--- begin ---

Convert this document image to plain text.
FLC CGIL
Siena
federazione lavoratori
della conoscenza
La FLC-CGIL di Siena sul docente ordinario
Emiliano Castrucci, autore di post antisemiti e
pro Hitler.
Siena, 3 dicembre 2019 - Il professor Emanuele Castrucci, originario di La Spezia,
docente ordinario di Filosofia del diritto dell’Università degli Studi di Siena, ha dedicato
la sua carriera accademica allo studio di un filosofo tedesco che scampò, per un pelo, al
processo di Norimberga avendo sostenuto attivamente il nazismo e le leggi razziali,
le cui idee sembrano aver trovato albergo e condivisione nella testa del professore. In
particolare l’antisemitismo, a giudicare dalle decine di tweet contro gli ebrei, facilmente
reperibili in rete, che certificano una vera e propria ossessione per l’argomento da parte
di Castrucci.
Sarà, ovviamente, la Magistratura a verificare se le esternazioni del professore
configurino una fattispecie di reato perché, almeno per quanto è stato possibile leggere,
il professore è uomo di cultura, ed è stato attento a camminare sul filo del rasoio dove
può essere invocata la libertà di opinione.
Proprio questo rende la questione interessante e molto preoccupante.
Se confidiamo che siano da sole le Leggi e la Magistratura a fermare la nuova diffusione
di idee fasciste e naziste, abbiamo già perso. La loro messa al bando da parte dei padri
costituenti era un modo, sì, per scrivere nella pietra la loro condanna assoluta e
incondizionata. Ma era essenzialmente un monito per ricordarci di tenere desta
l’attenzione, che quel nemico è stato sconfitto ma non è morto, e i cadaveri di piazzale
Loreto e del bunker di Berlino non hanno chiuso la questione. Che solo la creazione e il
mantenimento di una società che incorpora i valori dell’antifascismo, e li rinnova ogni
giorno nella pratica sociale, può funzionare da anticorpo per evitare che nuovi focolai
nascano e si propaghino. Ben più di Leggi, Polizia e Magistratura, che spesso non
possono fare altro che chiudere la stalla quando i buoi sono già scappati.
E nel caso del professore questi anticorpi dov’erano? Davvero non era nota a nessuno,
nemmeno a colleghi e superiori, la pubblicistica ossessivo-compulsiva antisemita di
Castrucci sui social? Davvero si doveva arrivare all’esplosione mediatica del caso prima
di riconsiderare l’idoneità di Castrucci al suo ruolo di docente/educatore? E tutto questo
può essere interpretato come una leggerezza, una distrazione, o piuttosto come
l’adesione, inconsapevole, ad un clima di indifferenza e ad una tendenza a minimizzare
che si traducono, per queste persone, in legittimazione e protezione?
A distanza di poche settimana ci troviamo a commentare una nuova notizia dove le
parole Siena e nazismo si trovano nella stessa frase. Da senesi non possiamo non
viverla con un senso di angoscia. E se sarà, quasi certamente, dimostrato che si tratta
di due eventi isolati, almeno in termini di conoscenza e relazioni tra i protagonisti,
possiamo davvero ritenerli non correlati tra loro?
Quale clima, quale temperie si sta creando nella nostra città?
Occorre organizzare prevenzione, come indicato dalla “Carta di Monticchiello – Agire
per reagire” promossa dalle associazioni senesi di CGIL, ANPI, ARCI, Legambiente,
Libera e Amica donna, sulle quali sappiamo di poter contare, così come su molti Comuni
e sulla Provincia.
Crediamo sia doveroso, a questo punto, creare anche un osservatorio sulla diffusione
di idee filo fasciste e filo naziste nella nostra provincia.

--- end ---

▶ **What the task asks**: Repeat the material from above exactly, word for word.

▶ **Full output**:
Convert this document image to plain text.
FLC CGIL
Siena
federazione lavoratori
della conoscenza
La FLC-CGIL di Siena sul docente ordinario
Emiliano Castrucci, autore di post antisemiti e
pro Hitler.
Siena, 3 dicembre 2019 - Il professor Emanuele Castrucci, originario di La Spezia,
docente ordinario di Filosofia del diritto dell’Università degli Studi di Siena, ha dedicato
la sua carriera accademica allo studio di un filosofo tedesco che scampò, per un pelo, al
processo di Norimberga avendo sostenuto attivamente il nazismo e le leggi razziali,
le cui idee sembrano aver trovato albergo e condivisione nella testa del professore. In
particolare l’antisemitismo, a giudicare dalle decine di tweet contro gli ebrei, facilmente
reperibili in rete, che certificano una vera e propria ossessione per l’argomento da parte
di Castrucci.
Sarà, ovviamente, la Magistratura a verificare se le esternazioni del professore
configurino una fattispecie di reato perché, almeno per quanto è stato possibile leggere,
il professore è uomo di cultura, ed è stato attento a camminare sul filo del rasoio dove
può essere invocata la libertà di opinione.
Proprio questo rende la questione interessante e molto preoccupante.
Se confidiamo che siano da sole le Leggi e la Magistratura a fermare la nuova diffusione
di idee fasciste e naziste, abbiamo già perso. La loro messa al bando da parte dei padri
costituenti era un modo, sì, per scrivere nella pietra la loro condanna assoluta e
incondizionata. Ma era essenzialmente un monito per ricordarci di tenere desta
l’attenzione, che quel nemico è stato sconfitto ma non è morto, e i cadaveri di piazzale
Loreto e del bunker di Berlino non hanno chiuso la questione. Che solo la creazione e il
mantenimento di una società che incorpora i valori dell’antifascismo, e li rinnova ogni
giorno nella pratica sociale, può funzionare da anticorpo per evitare che nuovi focolai
nascano e si propaghino. Ben più di Leggi, Polizia e Magistratura, che spesso non
possono fare altro che chiudere la stalla quando i buoi sono già scappati.
E nel caso del professore questi anticorpi dov’erano? Davvero non era nota a nessuno,
nemmeno a colleghi e superiori, la pubblicistica ossessivo-compulsiva antisemita di
Castrucci sui social? Davvero si doveva arrivare all’esplosione mediatica del caso prima
di riconsiderare l’idoneità di Castrucci al suo ruolo di docente/educatore? E tutto questo
può essere interpretato come una leggerezza, una distrazione, o piuttosto come
l’adesione, inconsapevole, ad un clima di indifferenza e ad una tendenza a minimizzare
che si traducono, per queste persone, in legittimazione e protezione?
A distanza di poche settimana ci troviamo a commentare una nuova notizia dove le
parole Siena e nazismo si trovano nella stessa frase. Da senesi non possiamo non
viverla con un senso di angoscia. E se sarà, quasi certamente, dimostrato che si tratta
di due eventi isolati, almeno in termini di conoscenza e relazioni tra i protagonisti,
possiamo davvero ritenerli non correlati tra loro?
Quale clima, quale temperie si sta creando nella nostra città?
Occorre organizzare prevenzione, come indicato dalla “Carta di Monticchiello – Agire
per reagire” promossa dalle associazioni senesi di CGIL, ANPI, ARCI, Legambiente,
Libera e Amica donna, sulle quali sappiamo di poter contare, così come su molti Comuni
e sulla Provincia.
Crediamo sia doveroso, a questo punto, creare anche un osservatorio sulla diffusione
di idee filo fasciste e filo naziste nella nostra provincia.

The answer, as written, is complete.